==== Records
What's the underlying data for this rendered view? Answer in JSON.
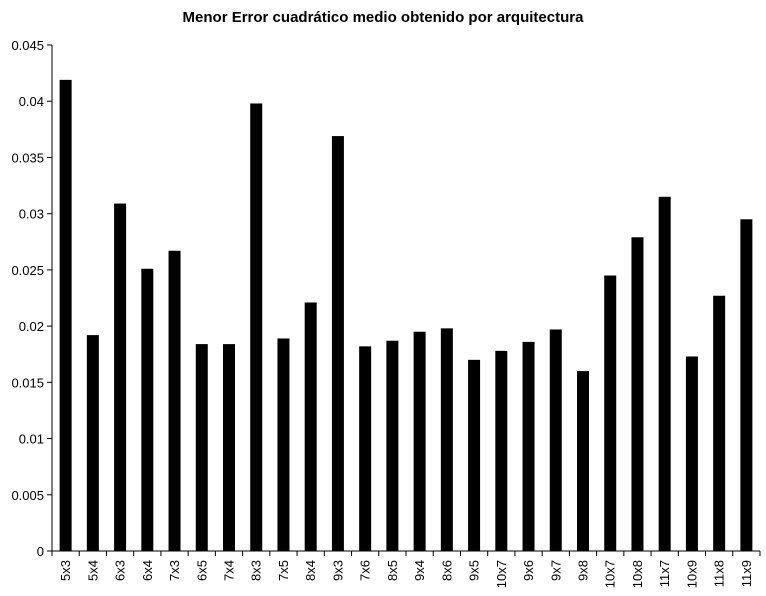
{
  "chart_data": {
    "type": "bar",
    "title": "Menor Error cuadrático medio obtenido por arquitectura",
    "xlabel": "",
    "ylabel": "",
    "categories": [
      "5x3",
      "5x4",
      "6x3",
      "6x4",
      "7x3",
      "6x5",
      "7x4",
      "8x3",
      "7x5",
      "8x4",
      "9x3",
      "7x6",
      "8x5",
      "9x4",
      "8x6",
      "9x5",
      "10x7",
      "9x6",
      "9x7",
      "9x8",
      "10x7",
      "10x8",
      "11x7",
      "10x9",
      "11x8",
      "11x9"
    ],
    "values": [
      0.0419,
      0.0192,
      0.0309,
      0.0251,
      0.0267,
      0.0184,
      0.0184,
      0.0398,
      0.0189,
      0.0221,
      0.0369,
      0.0182,
      0.0187,
      0.0195,
      0.0198,
      0.017,
      0.0178,
      0.0186,
      0.0197,
      0.016,
      0.0245,
      0.0279,
      0.0315,
      0.0173,
      0.0227,
      0.0295
    ],
    "ylim": [
      0,
      0.045
    ],
    "yticks": [
      0,
      0.005,
      0.01,
      0.015,
      0.02,
      0.025,
      0.03,
      0.035,
      0.04,
      0.045
    ],
    "ytick_labels": [
      "0",
      "0.005",
      "0.01",
      "0.015",
      "0.02",
      "0.025",
      "0.03",
      "0.035",
      "0.04",
      "0.045"
    ],
    "grid": false,
    "legend": "none",
    "bar_color": "#000000",
    "axis_color": "#000000"
  }
}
========
Exercise instructions:
Retype the listing exactly. Pictures do not belong in the copy.

Output of the task:
What's the underlying data for this rendered view? Answer in JSON.
{
  "chart_data": {
    "type": "bar",
    "title": "Menor Error cuadrático medio obtenido por arquitectura",
    "xlabel": "",
    "ylabel": "",
    "categories": [
      "5x3",
      "5x4",
      "6x3",
      "6x4",
      "7x3",
      "6x5",
      "7x4",
      "8x3",
      "7x5",
      "8x4",
      "9x3",
      "7x6",
      "8x5",
      "9x4",
      "8x6",
      "9x5",
      "10x7",
      "9x6",
      "9x7",
      "9x8",
      "10x7",
      "10x8",
      "11x7",
      "10x9",
      "11x8",
      "11x9"
    ],
    "values": [
      0.0419,
      0.0192,
      0.0309,
      0.0251,
      0.0267,
      0.0184,
      0.0184,
      0.0398,
      0.0189,
      0.0221,
      0.0369,
      0.0182,
      0.0187,
      0.0195,
      0.0198,
      0.017,
      0.0178,
      0.0186,
      0.0197,
      0.016,
      0.0245,
      0.0279,
      0.0315,
      0.0173,
      0.0227,
      0.0295
    ],
    "ylim": [
      0,
      0.045
    ],
    "yticks": [
      0,
      0.005,
      0.01,
      0.015,
      0.02,
      0.025,
      0.03,
      0.035,
      0.04,
      0.045
    ],
    "ytick_labels": [
      "0",
      "0.005",
      "0.01",
      "0.015",
      "0.02",
      "0.025",
      "0.03",
      "0.035",
      "0.04",
      "0.045"
    ],
    "grid": false,
    "legend": "none",
    "bar_color": "#000000",
    "axis_color": "#000000"
  }
}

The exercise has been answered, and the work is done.